WHAT TO PRODUCE:
Transcribe all the records with complete accuracy.

[Records contained in a dataset]

Begin

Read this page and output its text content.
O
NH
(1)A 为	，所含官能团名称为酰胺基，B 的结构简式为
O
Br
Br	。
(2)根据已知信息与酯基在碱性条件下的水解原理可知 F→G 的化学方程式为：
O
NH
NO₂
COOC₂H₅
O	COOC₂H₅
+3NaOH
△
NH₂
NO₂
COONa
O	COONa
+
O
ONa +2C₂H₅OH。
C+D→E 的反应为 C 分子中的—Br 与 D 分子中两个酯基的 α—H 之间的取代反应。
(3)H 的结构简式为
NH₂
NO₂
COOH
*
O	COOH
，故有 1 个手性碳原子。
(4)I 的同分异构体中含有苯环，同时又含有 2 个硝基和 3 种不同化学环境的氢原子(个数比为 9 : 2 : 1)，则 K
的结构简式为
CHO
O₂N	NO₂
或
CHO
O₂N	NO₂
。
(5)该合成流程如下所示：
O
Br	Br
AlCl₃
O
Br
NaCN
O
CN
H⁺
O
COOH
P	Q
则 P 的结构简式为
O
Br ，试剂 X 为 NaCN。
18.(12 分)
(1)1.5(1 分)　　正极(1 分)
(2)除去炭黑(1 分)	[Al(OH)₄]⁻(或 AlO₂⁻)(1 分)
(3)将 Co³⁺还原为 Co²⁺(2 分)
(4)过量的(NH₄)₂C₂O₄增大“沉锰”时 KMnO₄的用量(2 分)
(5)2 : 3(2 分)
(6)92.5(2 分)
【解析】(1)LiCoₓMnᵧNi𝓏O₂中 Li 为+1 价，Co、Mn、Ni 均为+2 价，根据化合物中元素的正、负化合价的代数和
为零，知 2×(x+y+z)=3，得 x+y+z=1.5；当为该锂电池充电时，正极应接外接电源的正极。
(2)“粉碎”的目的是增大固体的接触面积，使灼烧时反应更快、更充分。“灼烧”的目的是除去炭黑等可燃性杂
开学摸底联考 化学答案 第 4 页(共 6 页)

End

THE COMPLETED TASK:
Read this page and output its text content.
O
NH
(1)A 为	，所含官能团名称为酰胺基，B 的结构简式为
O
Br
Br	。
(2)根据已知信息与酯基在碱性条件下的水解原理可知 F→G 的化学方程式为：
O
NH
NO₂
COOC₂H₅
O	COOC₂H₅
+3NaOH
△
NH₂
NO₂
COONa
O	COONa
+
O
ONa +2C₂H₅OH。
C+D→E 的反应为 C 分子中的—Br 与 D 分子中两个酯基的 α—H 之间的取代反应。
(3)H 的结构简式为
NH₂
NO₂
COOH
*
O	COOH
，故有 1 个手性碳原子。
(4)I 的同分异构体中含有苯环，同时又含有 2 个硝基和 3 种不同化学环境的氢原子(个数比为 9 : 2 : 1)，则 K
的结构简式为
CHO
O₂N	NO₂
或
CHO
O₂N	NO₂
。
(5)该合成流程如下所示：
O
Br	Br
AlCl₃
O
Br
NaCN
O
CN
H⁺
O
COOH
P	Q
则 P 的结构简式为
O
Br ，试剂 X 为 NaCN。
18.(12 分)
(1)1.5(1 分)　　正极(1 分)
(2)除去炭黑(1 分)	[Al(OH)₄]⁻(或 AlO₂⁻)(1 分)
(3)将 Co³⁺还原为 Co²⁺(2 分)
(4)过量的(NH₄)₂C₂O₄增大“沉锰”时 KMnO₄的用量(2 分)
(5)2 : 3(2 分)
(6)92.5(2 分)
【解析】(1)LiCoₓMnᵧNi𝓏O₂中 Li 为+1 价，Co、Mn、Ni 均为+2 价，根据化合物中元素的正、负化合价的代数和
为零，知 2×(x+y+z)=3，得 x+y+z=1.5；当为该锂电池充电时，正极应接外接电源的正极。
(2)“粉碎”的目的是增大固体的接触面积，使灼烧时反应更快、更充分。“灼烧”的目的是除去炭黑等可燃性杂
开学摸底联考 化学答案 第 4 页(共 6 页)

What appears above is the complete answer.